_A block of data_
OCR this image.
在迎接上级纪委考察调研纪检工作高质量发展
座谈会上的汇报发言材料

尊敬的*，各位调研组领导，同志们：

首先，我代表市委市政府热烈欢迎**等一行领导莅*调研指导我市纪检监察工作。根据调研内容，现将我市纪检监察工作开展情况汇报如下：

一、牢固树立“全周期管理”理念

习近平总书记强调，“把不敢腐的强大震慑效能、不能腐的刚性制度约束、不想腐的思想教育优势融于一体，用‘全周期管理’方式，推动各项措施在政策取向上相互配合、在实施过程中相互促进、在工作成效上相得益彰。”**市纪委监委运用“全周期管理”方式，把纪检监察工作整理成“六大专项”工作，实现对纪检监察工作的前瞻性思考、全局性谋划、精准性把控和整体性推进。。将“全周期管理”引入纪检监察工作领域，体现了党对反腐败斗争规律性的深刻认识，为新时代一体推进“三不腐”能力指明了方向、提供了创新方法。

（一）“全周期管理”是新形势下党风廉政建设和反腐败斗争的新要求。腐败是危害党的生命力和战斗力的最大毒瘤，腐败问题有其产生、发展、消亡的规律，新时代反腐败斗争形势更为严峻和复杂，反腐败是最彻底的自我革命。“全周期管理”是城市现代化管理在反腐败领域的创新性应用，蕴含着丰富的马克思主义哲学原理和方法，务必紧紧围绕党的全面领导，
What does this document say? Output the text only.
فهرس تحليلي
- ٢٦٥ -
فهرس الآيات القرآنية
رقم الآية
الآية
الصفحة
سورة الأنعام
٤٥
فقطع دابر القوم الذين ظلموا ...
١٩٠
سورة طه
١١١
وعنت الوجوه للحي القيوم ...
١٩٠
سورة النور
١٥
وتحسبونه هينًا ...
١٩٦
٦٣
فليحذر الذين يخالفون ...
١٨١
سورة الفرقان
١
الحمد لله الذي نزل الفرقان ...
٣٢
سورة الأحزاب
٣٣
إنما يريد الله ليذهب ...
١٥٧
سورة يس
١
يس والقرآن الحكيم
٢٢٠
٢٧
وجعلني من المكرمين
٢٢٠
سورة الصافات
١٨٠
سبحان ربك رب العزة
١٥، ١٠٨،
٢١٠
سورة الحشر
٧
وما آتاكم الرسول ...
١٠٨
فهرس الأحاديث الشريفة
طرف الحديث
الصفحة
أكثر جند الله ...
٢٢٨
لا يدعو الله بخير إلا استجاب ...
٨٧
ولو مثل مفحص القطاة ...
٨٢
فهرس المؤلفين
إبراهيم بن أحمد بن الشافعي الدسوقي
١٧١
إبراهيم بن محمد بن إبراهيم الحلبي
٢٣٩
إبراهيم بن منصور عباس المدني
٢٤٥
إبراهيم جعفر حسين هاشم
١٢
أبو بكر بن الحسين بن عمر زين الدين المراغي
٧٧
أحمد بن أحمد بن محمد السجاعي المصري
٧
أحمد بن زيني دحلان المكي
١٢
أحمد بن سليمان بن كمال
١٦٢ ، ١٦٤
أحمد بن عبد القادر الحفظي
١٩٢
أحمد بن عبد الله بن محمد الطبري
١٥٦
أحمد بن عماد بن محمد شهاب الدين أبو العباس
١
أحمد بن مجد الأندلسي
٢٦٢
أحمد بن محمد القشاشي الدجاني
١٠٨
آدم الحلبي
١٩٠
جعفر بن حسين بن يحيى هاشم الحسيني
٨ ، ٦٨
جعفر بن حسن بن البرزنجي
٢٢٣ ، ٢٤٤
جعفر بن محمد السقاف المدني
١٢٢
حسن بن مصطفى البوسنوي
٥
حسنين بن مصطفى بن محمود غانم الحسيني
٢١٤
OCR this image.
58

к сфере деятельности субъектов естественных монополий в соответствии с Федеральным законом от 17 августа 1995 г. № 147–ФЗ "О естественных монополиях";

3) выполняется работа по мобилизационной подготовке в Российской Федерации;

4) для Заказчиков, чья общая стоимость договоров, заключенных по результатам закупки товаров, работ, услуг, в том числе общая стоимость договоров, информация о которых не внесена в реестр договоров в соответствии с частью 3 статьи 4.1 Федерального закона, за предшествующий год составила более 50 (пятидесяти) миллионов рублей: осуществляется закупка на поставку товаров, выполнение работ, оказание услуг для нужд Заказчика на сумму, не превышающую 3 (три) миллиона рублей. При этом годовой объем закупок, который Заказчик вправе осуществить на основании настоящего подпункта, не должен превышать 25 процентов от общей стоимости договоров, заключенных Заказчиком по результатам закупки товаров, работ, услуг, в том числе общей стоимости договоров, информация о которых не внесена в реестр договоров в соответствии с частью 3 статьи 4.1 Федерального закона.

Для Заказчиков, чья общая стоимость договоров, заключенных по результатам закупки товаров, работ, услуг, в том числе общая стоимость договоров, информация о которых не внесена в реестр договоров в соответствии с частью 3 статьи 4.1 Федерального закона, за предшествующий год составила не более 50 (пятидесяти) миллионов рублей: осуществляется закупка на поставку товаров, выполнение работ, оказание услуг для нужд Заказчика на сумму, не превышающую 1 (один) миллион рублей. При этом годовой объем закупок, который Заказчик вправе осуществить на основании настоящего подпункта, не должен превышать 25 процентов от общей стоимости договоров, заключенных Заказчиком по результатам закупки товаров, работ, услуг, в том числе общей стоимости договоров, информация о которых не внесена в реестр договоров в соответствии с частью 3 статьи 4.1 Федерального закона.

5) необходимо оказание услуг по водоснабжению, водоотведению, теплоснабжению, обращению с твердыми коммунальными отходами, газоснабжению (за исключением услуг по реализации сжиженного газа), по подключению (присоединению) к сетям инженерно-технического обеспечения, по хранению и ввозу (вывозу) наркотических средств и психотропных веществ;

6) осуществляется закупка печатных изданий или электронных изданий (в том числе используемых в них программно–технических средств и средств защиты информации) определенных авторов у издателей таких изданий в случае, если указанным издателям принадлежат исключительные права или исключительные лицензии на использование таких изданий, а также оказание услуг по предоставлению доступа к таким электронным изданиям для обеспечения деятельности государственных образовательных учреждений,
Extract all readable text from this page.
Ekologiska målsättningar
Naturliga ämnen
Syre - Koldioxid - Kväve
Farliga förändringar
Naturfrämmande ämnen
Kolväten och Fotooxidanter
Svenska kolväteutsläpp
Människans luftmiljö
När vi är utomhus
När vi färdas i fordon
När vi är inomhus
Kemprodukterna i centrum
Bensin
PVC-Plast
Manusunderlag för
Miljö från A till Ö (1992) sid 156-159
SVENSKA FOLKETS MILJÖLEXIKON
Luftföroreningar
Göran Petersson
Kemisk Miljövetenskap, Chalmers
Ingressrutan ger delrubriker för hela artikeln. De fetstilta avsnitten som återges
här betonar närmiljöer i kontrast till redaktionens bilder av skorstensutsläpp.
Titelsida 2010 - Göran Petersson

_Objective_
Return the entries above exactly as they appear.

_Task solution_
OCR this image.
在迎接上级纪委考察调研纪检工作高质量发展
座谈会上的汇报发言材料

尊敬的*，各位调研组领导，同志们：

首先，我代表市委市政府热烈欢迎**等一行领导莅*调研指导我市纪检监察工作。根据调研内容，现将我市纪检监察工作开展情况汇报如下：

一、牢固树立“全周期管理”理念

习近平总书记强调，“把不敢腐的强大震慑效能、不能腐的刚性制度约束、不想腐的思想教育优势融于一体，用‘全周期管理’方式，推动各项措施在政策取向上相互配合、在实施过程中相互促进、在工作成效上相得益彰。”**市纪委监委运用“全周期管理”方式，把纪检监察工作整理成“六大专项”工作，实现对纪检监察工作的前瞻性思考、全局性谋划、精准性把控和整体性推进。。将“全周期管理”引入纪检监察工作领域，体现了党对反腐败斗争规律性的深刻认识，为新时代一体推进“三不腐”能力指明了方向、提供了创新方法。

（一）“全周期管理”是新形势下党风廉政建设和反腐败斗争的新要求。腐败是危害党的生命力和战斗力的最大毒瘤，腐败问题有其产生、发展、消亡的规律，新时代反腐败斗争形势更为严峻和复杂，反腐败是最彻底的自我革命。“全周期管理”是城市现代化管理在反腐败领域的创新性应用，蕴含着丰富的马克思主义哲学原理和方法，务必紧紧围绕党的全面领导，
What does this document say? Output the text only.
فهرس تحليلي
- ٢٦٥ -
فهرس الآيات القرآنية
رقم الآية
الآية
الصفحة
سورة الأنعام
٤٥
فقطع دابر القوم الذين ظلموا ...
١٩٠
سورة طه
١١١
وعنت الوجوه للحي القيوم ...
١٩٠
سورة النور
١٥
وتحسبونه هينًا ...
١٩٦
٦٣
فليحذر الذين يخالفون ...
١٨١
سورة الفرقان
١
الحمد لله الذي نزل الفرقان ...
٣٢
سورة الأحزاب
٣٣
إنما يريد الله ليذهب ...
١٥٧
سورة يس
١
يس والقرآن الحكيم
٢٢٠
٢٧
وجعلني من المكرمين
٢٢٠
سورة الصافات
١٨٠
سبحان ربك رب العزة
١٥، ١٠٨،
٢١٠
سورة الحشر
٧
وما آتاكم الرسول ...
١٠٨
فهرس الأحاديث الشريفة
طرف الحديث
الصفحة
أكثر جند الله ...
٢٢٨
لا يدعو الله بخير إلا استجاب ...
٨٧
ولو مثل مفحص القطاة ...
٨٢
فهرس المؤلفين
إبراهيم بن أحمد بن الشافعي الدسوقي
١٧١
إبراهيم بن محمد بن إبراهيم الحلبي
٢٣٩
إبراهيم بن منصور عباس المدني
٢٤٥
إبراهيم جعفر حسين هاشم
١٢
أبو بكر بن الحسين بن عمر زين الدين المراغي
٧٧
أحمد بن أحمد بن محمد السجاعي المصري
٧
أحمد بن زيني دحلان المكي
١٢
أحمد بن سليمان بن كمال
١٦٢ ، ١٦٤
أحمد بن عبد القادر الحفظي
١٩٢
أحمد بن عبد الله بن محمد الطبري
١٥٦
أحمد بن عماد بن محمد شهاب الدين أبو العباس
١
أحمد بن مجد الأندلسي
٢٦٢
أحمد بن محمد القشاشي الدجاني
١٠٨
آدم الحلبي
١٩٠
جعفر بن حسين بن يحيى هاشم الحسيني
٨ ، ٦٨
جعفر بن حسن بن البرزنجي
٢٢٣ ، ٢٤٤
جعفر بن محمد السقاف المدني
١٢٢
حسن بن مصطفى البوسنوي
٥
حسنين بن مصطفى بن محمود غانم الحسيني
٢١٤
OCR this image.
58

к сфере деятельности субъектов естественных монополий в соответствии с Федеральным законом от 17 августа 1995 г. № 147–ФЗ "О естественных монополиях";

3) выполняется работа по мобилизационной подготовке в Российской Федерации;

4) для Заказчиков, чья общая стоимость договоров, заключенных по результатам закупки товаров, работ, услуг, в том числе общая стоимость договоров, информация о которых не внесена в реестр договоров в соответствии с частью 3 статьи 4.1 Федерального закона, за предшествующий год составила более 50 (пятидесяти) миллионов рублей: осуществляется закупка на поставку товаров, выполнение работ, оказание услуг для нужд Заказчика на сумму, не превышающую 3 (три) миллиона рублей. При этом годовой объем закупок, который Заказчик вправе осуществить на основании настоящего подпункта, не должен превышать 25 процентов от общей стоимости договоров, заключенных Заказчиком по результатам закупки товаров, работ, услуг, в том числе общей стоимости договоров, информация о которых не внесена в реестр договоров в соответствии с частью 3 статьи 4.1 Федерального закона.

Для Заказчиков, чья общая стоимость договоров, заключенных по результатам закупки товаров, работ, услуг, в том числе общая стоимость договоров, информация о которых не внесена в реестр договоров в соответствии с частью 3 статьи 4.1 Федерального закона, за предшествующий год составила не более 50 (пятидесяти) миллионов рублей: осуществляется закупка на поставку товаров, выполнение работ, оказание услуг для нужд Заказчика на сумму, не превышающую 1 (один) миллион рублей. При этом годовой объем закупок, который Заказчик вправе осуществить на основании настоящего подпункта, не должен превышать 25 процентов от общей стоимости договоров, заключенных Заказчиком по результатам закупки товаров, работ, услуг, в том числе общей стоимости договоров, информация о которых не внесена в реестр договоров в соответствии с частью 3 статьи 4.1 Федерального закона.

5) необходимо оказание услуг по водоснабжению, водоотведению, теплоснабжению, обращению с твердыми коммунальными отходами, газоснабжению (за исключением услуг по реализации сжиженного газа), по подключению (присоединению) к сетям инженерно-технического обеспечения, по хранению и ввозу (вывозу) наркотических средств и психотропных веществ;

6) осуществляется закупка печатных изданий или электронных изданий (в том числе используемых в них программно–технических средств и средств защиты информации) определенных авторов у издателей таких изданий в случае, если указанным издателям принадлежат исключительные права или исключительные лицензии на использование таких изданий, а также оказание услуг по предоставлению доступа к таким электронным изданиям для обеспечения деятельности государственных образовательных учреждений,
Extract all readable text from this page.
Ekologiska målsättningar
Naturliga ämnen
Syre - Koldioxid - Kväve
Farliga förändringar
Naturfrämmande ämnen
Kolväten och Fotooxidanter
Svenska kolväteutsläpp
Människans luftmiljö
När vi är utomhus
När vi färdas i fordon
När vi är inomhus
Kemprodukterna i centrum
Bensin
PVC-Plast
Manusunderlag för
Miljö från A till Ö (1992) sid 156-159
SVENSKA FOLKETS MILJÖLEXIKON
Luftföroreningar
Göran Petersson
Kemisk Miljövetenskap, Chalmers
Ingressrutan ger delrubriker för hela artikeln. De fetstilta avsnitten som återges
här betonar närmiljöer i kontrast till redaktionens bilder av skorstensutsläpp.
Titelsida 2010 - Göran Petersson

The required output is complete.